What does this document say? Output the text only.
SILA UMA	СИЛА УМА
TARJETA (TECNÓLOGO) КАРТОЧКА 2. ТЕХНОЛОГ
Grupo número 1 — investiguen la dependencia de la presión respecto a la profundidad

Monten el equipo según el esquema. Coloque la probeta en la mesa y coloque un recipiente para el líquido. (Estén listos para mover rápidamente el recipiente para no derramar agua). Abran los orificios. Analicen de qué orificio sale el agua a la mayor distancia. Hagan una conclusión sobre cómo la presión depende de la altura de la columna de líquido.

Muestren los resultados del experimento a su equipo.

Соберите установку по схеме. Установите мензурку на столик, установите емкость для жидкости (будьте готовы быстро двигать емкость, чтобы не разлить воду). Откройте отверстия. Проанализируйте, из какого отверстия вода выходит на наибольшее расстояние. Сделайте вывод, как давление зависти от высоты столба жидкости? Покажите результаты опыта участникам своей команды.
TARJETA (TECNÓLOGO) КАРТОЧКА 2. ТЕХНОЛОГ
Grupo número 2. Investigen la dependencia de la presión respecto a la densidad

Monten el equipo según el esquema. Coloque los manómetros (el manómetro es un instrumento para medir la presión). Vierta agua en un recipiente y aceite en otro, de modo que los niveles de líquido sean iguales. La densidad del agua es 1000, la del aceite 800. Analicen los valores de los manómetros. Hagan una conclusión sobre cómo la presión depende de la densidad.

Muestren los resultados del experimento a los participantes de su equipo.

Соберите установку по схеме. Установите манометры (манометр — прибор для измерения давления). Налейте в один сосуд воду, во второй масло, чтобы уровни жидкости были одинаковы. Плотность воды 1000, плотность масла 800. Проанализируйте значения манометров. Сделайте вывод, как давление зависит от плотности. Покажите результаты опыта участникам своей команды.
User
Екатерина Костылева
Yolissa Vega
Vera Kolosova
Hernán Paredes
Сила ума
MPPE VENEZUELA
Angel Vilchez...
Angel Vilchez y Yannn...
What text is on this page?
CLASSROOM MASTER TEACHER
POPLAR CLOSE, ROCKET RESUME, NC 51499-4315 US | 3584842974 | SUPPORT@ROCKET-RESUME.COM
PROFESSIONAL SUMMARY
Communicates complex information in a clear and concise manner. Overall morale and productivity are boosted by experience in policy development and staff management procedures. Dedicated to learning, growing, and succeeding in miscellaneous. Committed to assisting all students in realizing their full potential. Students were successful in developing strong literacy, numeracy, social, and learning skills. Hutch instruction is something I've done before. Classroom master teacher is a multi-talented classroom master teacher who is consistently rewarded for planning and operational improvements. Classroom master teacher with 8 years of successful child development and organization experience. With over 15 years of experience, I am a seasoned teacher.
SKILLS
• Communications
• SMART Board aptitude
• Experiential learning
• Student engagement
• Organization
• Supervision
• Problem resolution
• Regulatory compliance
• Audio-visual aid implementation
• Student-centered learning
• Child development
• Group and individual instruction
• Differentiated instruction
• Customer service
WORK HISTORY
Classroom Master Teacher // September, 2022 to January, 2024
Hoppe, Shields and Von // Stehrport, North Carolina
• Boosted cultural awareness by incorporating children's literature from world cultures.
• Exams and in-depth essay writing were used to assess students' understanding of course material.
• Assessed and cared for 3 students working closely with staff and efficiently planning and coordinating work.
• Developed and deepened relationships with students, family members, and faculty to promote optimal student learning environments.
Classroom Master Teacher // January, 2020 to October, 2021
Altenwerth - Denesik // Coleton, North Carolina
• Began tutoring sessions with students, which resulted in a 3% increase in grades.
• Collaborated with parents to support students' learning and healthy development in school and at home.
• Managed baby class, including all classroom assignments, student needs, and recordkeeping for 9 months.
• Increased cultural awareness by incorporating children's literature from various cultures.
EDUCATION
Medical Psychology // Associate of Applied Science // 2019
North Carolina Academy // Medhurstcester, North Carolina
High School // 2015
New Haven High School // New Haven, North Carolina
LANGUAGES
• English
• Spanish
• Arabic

* * * * * * *

GIVEN INSTRUCTION: Report how many lines hold the string "участникам", giving the number and nothing else.

COMPLETED TASK: 2